WHAT IS BEING ASKED. For the entries that follow, tally the lines holding the string "JSON". Give the total and nothing else.

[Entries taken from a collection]
= = =
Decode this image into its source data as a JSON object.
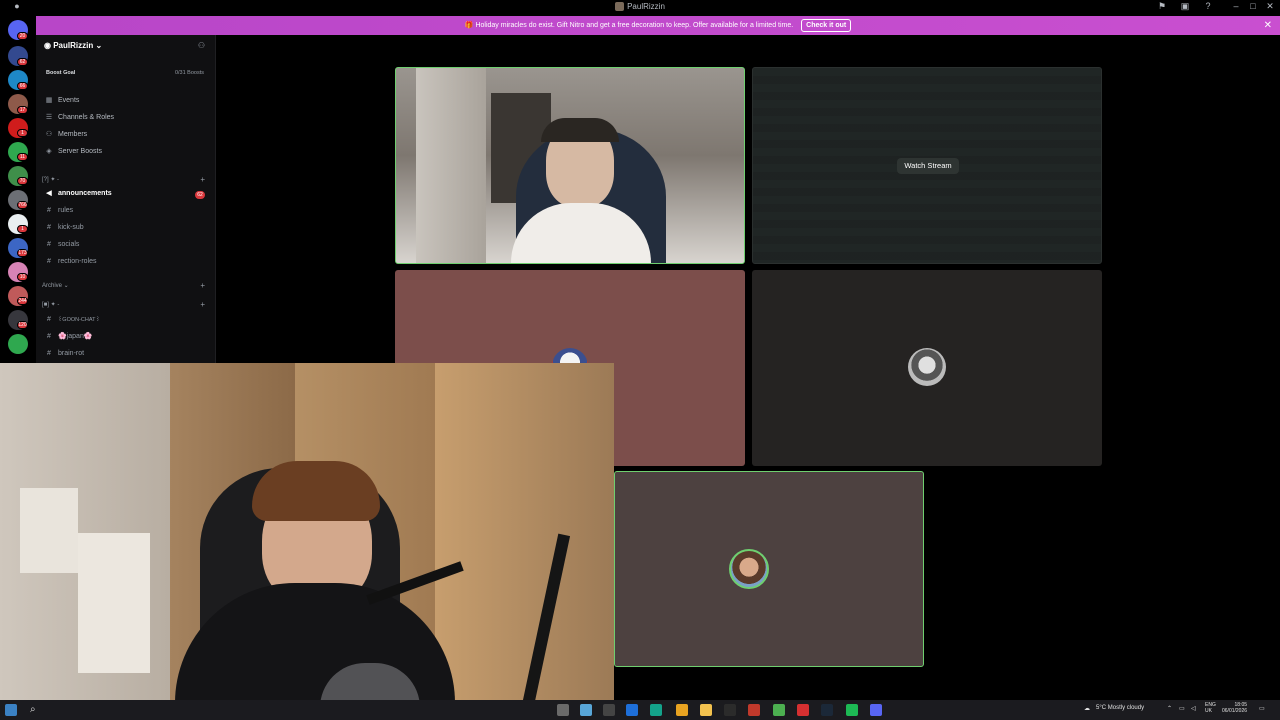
{
  "window": {
    "title": "PaulRizzin"
  },
  "banner": {
    "text": "Holiday miracles do exist. Gift Nitro and get a free decoration to keep. Offer available for a limited time.",
    "cta": "Check it out"
  },
  "rail_badges": [
    "20",
    "62",
    "66",
    "17",
    "1",
    "11",
    "70",
    "766",
    "1",
    "173",
    "10",
    "244",
    "120"
  ],
  "server": {
    "name": "PaulRizzin",
    "boost_goal_label": "Boost Goal",
    "boost_progress": "0/31 Boosts"
  },
  "menu": [
    {
      "label": "Events",
      "icon": "calendar-icon"
    },
    {
      "label": "Channels & Roles",
      "icon": "list-icon"
    },
    {
      "label": "Members",
      "icon": "members-icon"
    },
    {
      "label": "Server Boosts",
      "icon": "boost-icon"
    }
  ],
  "categories": {
    "first": "[?] ✦ -",
    "archive": "Archive",
    "third": "[■] ✦ -"
  },
  "channels": [
    {
      "name": "announcements",
      "badge": "62",
      "bold": true
    },
    {
      "name": "rules"
    },
    {
      "name": "kick-sub"
    },
    {
      "name": "socials"
    },
    {
      "name": "rection-roles"
    }
  ],
  "archive_channels": [
    {
      "name": "꒰GOON-CHAT꒱"
    },
    {
      "name": "🌸japan🌸"
    },
    {
      "name": "brain-rot"
    }
  ],
  "stage": {
    "watch_stream": "Watch Stream"
  },
  "taskbar": {
    "weather": "5°C  Mostly cloudy",
    "lang": "ENG",
    "region": "UK",
    "time": "18:05",
    "date": "06/01/2026"
  },
  "colors": {
    "banner": "#c94fd0",
    "speaking_border": "#6fcf6f",
    "tile_pink": "#7c4e4b",
    "tile_grey": "#252322",
    "tile_brown": "#4d4140"
  }
}
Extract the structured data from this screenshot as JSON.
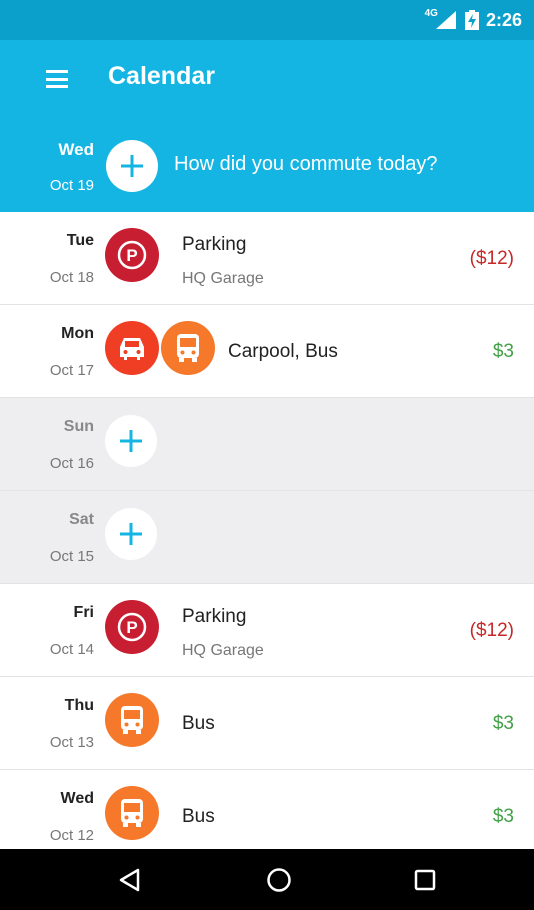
= = =
FINAL RESULT. 2